- MATERIALS PROVIDED:
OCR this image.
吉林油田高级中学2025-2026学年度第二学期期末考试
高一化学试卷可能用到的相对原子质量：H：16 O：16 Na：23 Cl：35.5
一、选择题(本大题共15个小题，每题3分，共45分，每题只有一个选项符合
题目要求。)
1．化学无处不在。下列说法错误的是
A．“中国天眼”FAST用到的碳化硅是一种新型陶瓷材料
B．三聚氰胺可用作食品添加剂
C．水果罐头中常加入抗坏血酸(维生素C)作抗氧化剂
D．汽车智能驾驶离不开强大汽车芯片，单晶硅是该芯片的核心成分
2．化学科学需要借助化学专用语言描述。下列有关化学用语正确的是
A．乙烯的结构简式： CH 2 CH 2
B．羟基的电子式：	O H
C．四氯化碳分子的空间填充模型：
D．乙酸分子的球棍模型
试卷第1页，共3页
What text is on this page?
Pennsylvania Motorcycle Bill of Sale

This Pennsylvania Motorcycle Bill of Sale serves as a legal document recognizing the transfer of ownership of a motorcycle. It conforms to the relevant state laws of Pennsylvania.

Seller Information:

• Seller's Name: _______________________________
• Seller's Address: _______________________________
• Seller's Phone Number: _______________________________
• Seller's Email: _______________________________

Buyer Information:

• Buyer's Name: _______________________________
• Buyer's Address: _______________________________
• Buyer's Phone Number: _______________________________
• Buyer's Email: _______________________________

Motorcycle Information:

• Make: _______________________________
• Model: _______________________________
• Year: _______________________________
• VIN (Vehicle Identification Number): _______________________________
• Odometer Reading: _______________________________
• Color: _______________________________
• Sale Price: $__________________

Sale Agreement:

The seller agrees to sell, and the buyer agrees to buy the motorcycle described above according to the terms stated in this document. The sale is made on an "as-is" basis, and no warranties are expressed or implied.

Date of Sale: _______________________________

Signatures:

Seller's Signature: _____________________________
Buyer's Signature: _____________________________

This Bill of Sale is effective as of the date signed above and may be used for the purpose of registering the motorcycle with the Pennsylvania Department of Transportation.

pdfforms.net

- INSTRUCTIONS TO FOLLOW: Copy all the lines above that hold the string "Bill".

- FULL ANSWER:
Pennsylvania Motorcycle Bill of Sale
This Pennsylvania Motorcycle Bill of Sale serves as a legal document recognizing the transfer of ownership of a motorcycle. It conforms to the relevant state laws of Pennsylvania.
This Bill of Sale is effective as of the date signed above and may be used for the purpose of registering the motorcycle with the Pennsylvania Department of Transportation.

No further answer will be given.